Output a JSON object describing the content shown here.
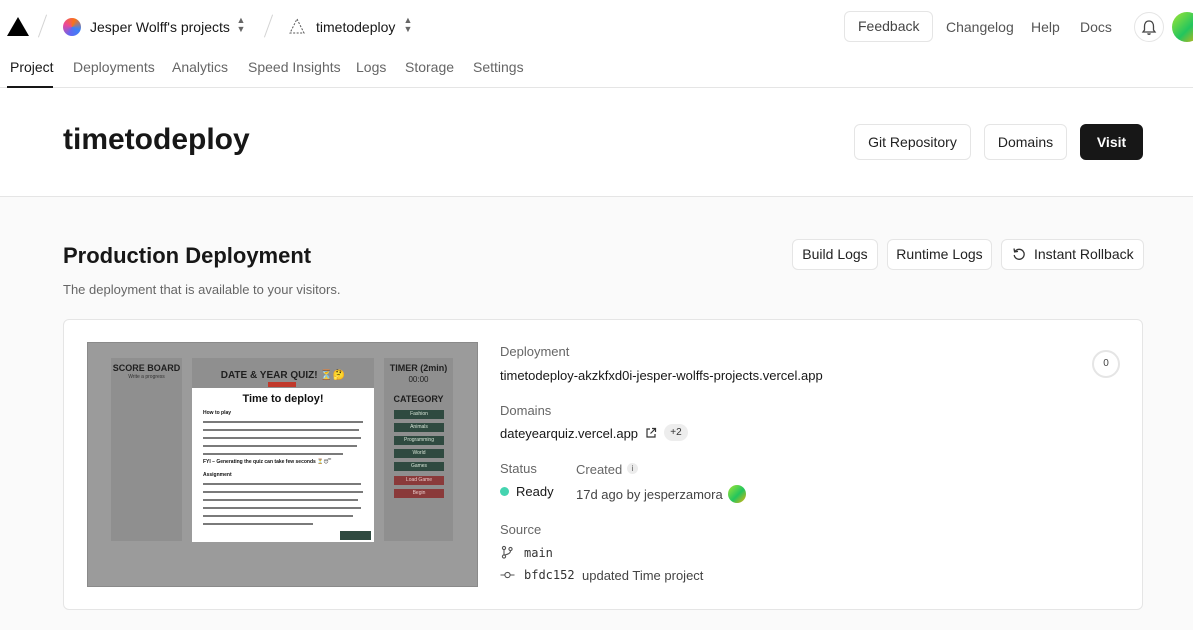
{
  "header": {
    "team_name": "Jesper Wolff's projects",
    "project_name": "timetodeploy",
    "feedback_label": "Feedback",
    "links": [
      "Changelog",
      "Help",
      "Docs"
    ]
  },
  "tabs": [
    "Project",
    "Deployments",
    "Analytics",
    "Speed Insights",
    "Logs",
    "Storage",
    "Settings"
  ],
  "active_tab": "Project",
  "hero": {
    "title": "timetodeploy",
    "buttons": [
      "Git Repository",
      "Domains",
      "Visit"
    ]
  },
  "production": {
    "title": "Production Deployment",
    "subtitle": "The deployment that is available to your visitors.",
    "buttons": [
      "Build Logs",
      "Runtime Logs",
      "Instant Rollback"
    ]
  },
  "deployment": {
    "deployment_label": "Deployment",
    "deployment_url": "timetodeploy-akzkfxd0i-jesper-wolffs-projects.vercel.app",
    "domains_label": "Domains",
    "domain": "dateyearquiz.vercel.app",
    "domain_extra": "+2",
    "status_label": "Status",
    "status": "Ready",
    "created_label": "Created",
    "created": "17d ago by jesperzamora",
    "source_label": "Source",
    "branch": "main",
    "commit_hash": "bfdc152",
    "commit_message": "updated Time project",
    "counter": "0"
  },
  "preview": {
    "score_board": "SCORE BOARD",
    "score_sub": "Write a progress",
    "quiz_title": "DATE & YEAR QUIZ! ⏳🤔",
    "timer": "TIMER (2min)",
    "timer_value": "00:00",
    "category": "CATEGORY",
    "categories": [
      "Fashion",
      "Animals",
      "Programming",
      "World",
      "Games",
      "Load Game",
      "Begin"
    ],
    "modal_title": "Time to deploy!",
    "how_to_play": "How to play",
    "fyi": "FYI – Generating the quiz can take few seconds ⏳😴",
    "assignment": "Assignment"
  },
  "colors": {
    "status_ready": "#45d4b0",
    "primary_button": "#171717"
  }
}
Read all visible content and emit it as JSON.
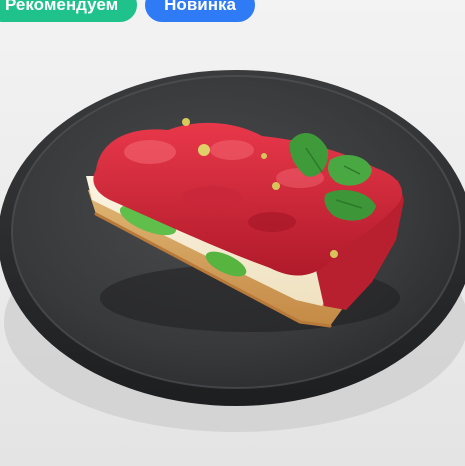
{
  "badges": {
    "recommended": {
      "label": "Рекомендуем",
      "color": "#1fc28b"
    },
    "new": {
      "label": "Новинка",
      "color": "#2f7bf5"
    }
  },
  "product_image": {
    "depicts": "strawberry-tart-slice-on-black-plate"
  }
}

==*==

#### [Exercise details]
Count the lines in the records above that contain the word "content", and give only that number.

#### [Answer below]
2